_Goal of the exercise:_
Extract all records. Keep each one exact.

_Listed records:_
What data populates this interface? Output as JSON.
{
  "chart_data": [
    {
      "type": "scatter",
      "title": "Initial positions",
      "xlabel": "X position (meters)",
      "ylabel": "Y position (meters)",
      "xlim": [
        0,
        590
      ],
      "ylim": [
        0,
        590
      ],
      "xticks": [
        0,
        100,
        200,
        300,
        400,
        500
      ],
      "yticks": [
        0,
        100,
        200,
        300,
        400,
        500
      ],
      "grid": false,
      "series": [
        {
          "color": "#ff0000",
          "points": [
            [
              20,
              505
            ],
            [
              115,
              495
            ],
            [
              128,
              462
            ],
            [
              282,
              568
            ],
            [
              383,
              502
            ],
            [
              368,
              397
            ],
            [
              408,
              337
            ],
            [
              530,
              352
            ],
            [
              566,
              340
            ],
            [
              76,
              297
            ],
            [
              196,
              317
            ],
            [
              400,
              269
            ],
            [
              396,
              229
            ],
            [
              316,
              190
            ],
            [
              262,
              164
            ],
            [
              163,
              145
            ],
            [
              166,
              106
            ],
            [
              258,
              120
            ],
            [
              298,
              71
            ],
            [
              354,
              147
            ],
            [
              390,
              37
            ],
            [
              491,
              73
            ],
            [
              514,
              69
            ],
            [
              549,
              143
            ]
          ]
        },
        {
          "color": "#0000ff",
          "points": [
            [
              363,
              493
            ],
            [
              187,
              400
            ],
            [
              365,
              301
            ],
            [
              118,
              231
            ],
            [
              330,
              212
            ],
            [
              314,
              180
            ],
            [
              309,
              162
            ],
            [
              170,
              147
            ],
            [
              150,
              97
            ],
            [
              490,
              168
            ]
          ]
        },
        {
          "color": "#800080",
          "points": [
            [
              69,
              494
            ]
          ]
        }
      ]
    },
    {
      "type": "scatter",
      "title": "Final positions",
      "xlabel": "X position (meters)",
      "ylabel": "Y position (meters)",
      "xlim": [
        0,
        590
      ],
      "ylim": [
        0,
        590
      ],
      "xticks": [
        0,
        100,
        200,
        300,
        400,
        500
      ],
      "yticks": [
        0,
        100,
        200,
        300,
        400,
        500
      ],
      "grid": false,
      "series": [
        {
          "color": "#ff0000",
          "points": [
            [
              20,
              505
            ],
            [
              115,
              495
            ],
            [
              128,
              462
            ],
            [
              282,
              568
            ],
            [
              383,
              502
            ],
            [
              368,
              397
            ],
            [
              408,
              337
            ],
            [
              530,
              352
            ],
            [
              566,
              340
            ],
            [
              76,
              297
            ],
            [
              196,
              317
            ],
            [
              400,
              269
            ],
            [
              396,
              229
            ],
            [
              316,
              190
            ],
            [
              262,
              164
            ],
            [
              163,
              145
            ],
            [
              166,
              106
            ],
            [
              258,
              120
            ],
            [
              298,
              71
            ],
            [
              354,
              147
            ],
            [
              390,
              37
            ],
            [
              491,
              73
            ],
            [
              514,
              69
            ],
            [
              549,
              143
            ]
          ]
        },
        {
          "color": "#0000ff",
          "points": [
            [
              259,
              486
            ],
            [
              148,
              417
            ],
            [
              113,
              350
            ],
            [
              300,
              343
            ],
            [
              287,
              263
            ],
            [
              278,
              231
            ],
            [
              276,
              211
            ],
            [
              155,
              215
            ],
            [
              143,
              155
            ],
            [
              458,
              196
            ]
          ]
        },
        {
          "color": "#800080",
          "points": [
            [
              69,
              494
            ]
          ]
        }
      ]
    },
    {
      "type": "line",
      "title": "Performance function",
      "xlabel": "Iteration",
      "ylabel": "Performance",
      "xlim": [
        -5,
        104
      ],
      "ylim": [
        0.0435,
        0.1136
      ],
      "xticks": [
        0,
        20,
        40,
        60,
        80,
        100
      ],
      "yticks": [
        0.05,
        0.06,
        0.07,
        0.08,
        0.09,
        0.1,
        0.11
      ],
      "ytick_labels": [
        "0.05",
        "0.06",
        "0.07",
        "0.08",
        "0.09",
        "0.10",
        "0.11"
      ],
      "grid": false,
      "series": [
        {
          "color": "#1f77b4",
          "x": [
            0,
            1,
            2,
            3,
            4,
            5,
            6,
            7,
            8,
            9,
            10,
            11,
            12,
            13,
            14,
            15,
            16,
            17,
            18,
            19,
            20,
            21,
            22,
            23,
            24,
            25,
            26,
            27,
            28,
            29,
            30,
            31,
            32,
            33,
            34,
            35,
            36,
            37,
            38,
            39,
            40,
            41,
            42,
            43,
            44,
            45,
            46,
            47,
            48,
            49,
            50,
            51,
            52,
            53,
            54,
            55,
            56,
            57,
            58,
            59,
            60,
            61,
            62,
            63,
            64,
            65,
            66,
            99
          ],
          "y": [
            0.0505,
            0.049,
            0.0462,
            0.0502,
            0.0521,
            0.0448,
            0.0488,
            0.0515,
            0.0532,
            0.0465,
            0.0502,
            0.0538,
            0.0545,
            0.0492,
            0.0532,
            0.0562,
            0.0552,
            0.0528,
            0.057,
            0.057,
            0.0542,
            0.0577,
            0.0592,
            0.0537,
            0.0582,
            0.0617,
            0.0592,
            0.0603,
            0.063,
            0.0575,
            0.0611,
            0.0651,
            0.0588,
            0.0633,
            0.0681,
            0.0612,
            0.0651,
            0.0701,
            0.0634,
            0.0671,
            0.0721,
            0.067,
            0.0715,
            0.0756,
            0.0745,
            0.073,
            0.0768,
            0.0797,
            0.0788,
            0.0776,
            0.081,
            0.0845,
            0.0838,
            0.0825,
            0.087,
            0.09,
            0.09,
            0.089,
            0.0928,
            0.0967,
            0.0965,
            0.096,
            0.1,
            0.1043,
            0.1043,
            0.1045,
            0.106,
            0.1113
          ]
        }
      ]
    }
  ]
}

_The completed task:_
What data populates this interface? Output as JSON.
{
  "chart_data": [
    {
      "type": "scatter",
      "title": "Initial positions",
      "xlabel": "X position (meters)",
      "ylabel": "Y position (meters)",
      "xlim": [
        0,
        590
      ],
      "ylim": [
        0,
        590
      ],
      "xticks": [
        0,
        100,
        200,
        300,
        400,
        500
      ],
      "yticks": [
        0,
        100,
        200,
        300,
        400,
        500
      ],
      "grid": false,
      "series": [
        {
          "color": "#ff0000",
          "points": [
            [
              20,
              505
            ],
            [
              115,
              495
            ],
            [
              128,
              462
            ],
            [
              282,
              568
            ],
            [
              383,
              502
            ],
            [
              368,
              397
            ],
            [
              408,
              337
            ],
            [
              530,
              352
            ],
            [
              566,
              340
            ],
            [
              76,
              297
            ],
            [
              196,
              317
            ],
            [
              400,
              269
            ],
            [
              396,
              229
            ],
            [
              316,
              190
            ],
            [
              262,
              164
            ],
            [
              163,
              145
            ],
            [
              166,
              106
            ],
            [
              258,
              120
            ],
            [
              298,
              71
            ],
            [
              354,
              147
            ],
            [
              390,
              37
            ],
            [
              491,
              73
            ],
            [
              514,
              69
            ],
            [
              549,
              143
            ]
          ]
        },
        {
          "color": "#0000ff",
          "points": [
            [
              363,
              493
            ],
            [
              187,
              400
            ],
            [
              365,
              301
            ],
            [
              118,
              231
            ],
            [
              330,
              212
            ],
            [
              314,
              180
            ],
            [
              309,
              162
            ],
            [
              170,
              147
            ],
            [
              150,
              97
            ],
            [
              490,
              168
            ]
          ]
        },
        {
          "color": "#800080",
          "points": [
            [
              69,
              494
            ]
          ]
        }
      ]
    },
    {
      "type": "scatter",
      "title": "Final positions",
      "xlabel": "X position (meters)",
      "ylabel": "Y position (meters)",
      "xlim": [
        0,
        590
      ],
      "ylim": [
        0,
        590
      ],
      "xticks": [
        0,
        100,
        200,
        300,
        400,
        500
      ],
      "yticks": [
        0,
        100,
        200,
        300,
        400,
        500
      ],
      "grid": false,
      "series": [
        {
          "color": "#ff0000",
          "points": [
            [
              20,
              505
            ],
            [
              115,
              495
            ],
            [
              128,
              462
            ],
            [
              282,
              568
            ],
            [
              383,
              502
            ],
            [
              368,
              397
            ],
            [
              408,
              337
            ],
            [
              530,
              352
            ],
            [
              566,
              340
            ],
            [
              76,
              297
            ],
            [
              196,
              317
            ],
            [
              400,
              269
            ],
            [
              396,
              229
            ],
            [
              316,
              190
            ],
            [
              262,
              164
            ],
            [
              163,
              145
            ],
            [
              166,
              106
            ],
            [
              258,
              120
            ],
            [
              298,
              71
            ],
            [
              354,
              147
            ],
            [
              390,
              37
            ],
            [
              491,
              73
            ],
            [
              514,
              69
            ],
            [
              549,
              143
            ]
          ]
        },
        {
          "color": "#0000ff",
          "points": [
            [
              259,
              486
            ],
            [
              148,
              417
            ],
            [
              113,
              350
            ],
            [
              300,
              343
            ],
            [
              287,
              263
            ],
            [
              278,
              231
            ],
            [
              276,
              211
            ],
            [
              155,
              215
            ],
            [
              143,
              155
            ],
            [
              458,
              196
            ]
          ]
        },
        {
          "color": "#800080",
          "points": [
            [
              69,
              494
            ]
          ]
        }
      ]
    },
    {
      "type": "line",
      "title": "Performance function",
      "xlabel": "Iteration",
      "ylabel": "Performance",
      "xlim": [
        -5,
        104
      ],
      "ylim": [
        0.0435,
        0.1136
      ],
      "xticks": [
        0,
        20,
        40,
        60,
        80,
        100
      ],
      "yticks": [
        0.05,
        0.06,
        0.07,
        0.08,
        0.09,
        0.1,
        0.11
      ],
      "ytick_labels": [
        "0.05",
        "0.06",
        "0.07",
        "0.08",
        "0.09",
        "0.10",
        "0.11"
      ],
      "grid": false,
      "series": [
        {
          "color": "#1f77b4",
          "x": [
            0,
            1,
            2,
            3,
            4,
            5,
            6,
            7,
            8,
            9,
            10,
            11,
            12,
            13,
            14,
            15,
            16,
            17,
            18,
            19,
            20,
            21,
            22,
            23,
            24,
            25,
            26,
            27,
            28,
            29,
            30,
            31,
            32,
            33,
            34,
            35,
            36,
            37,
            38,
            39,
            40,
            41,
            42,
            43,
            44,
            45,
            46,
            47,
            48,
            49,
            50,
            51,
            52,
            53,
            54,
            55,
            56,
            57,
            58,
            59,
            60,
            61,
            62,
            63,
            64,
            65,
            66,
            99
          ],
          "y": [
            0.0505,
            0.049,
            0.0462,
            0.0502,
            0.0521,
            0.0448,
            0.0488,
            0.0515,
            0.0532,
            0.0465,
            0.0502,
            0.0538,
            0.0545,
            0.0492,
            0.0532,
            0.0562,
            0.0552,
            0.0528,
            0.057,
            0.057,
            0.0542,
            0.0577,
            0.0592,
            0.0537,
            0.0582,
            0.0617,
            0.0592,
            0.0603,
            0.063,
            0.0575,
            0.0611,
            0.0651,
            0.0588,
            0.0633,
            0.0681,
            0.0612,
            0.0651,
            0.0701,
            0.0634,
            0.0671,
            0.0721,
            0.067,
            0.0715,
            0.0756,
            0.0745,
            0.073,
            0.0768,
            0.0797,
            0.0788,
            0.0776,
            0.081,
            0.0845,
            0.0838,
            0.0825,
            0.087,
            0.09,
            0.09,
            0.089,
            0.0928,
            0.0967,
            0.0965,
            0.096,
            0.1,
            0.1043,
            0.1043,
            0.1045,
            0.106,
            0.1113
          ]
        }
      ]
    }
  ]
}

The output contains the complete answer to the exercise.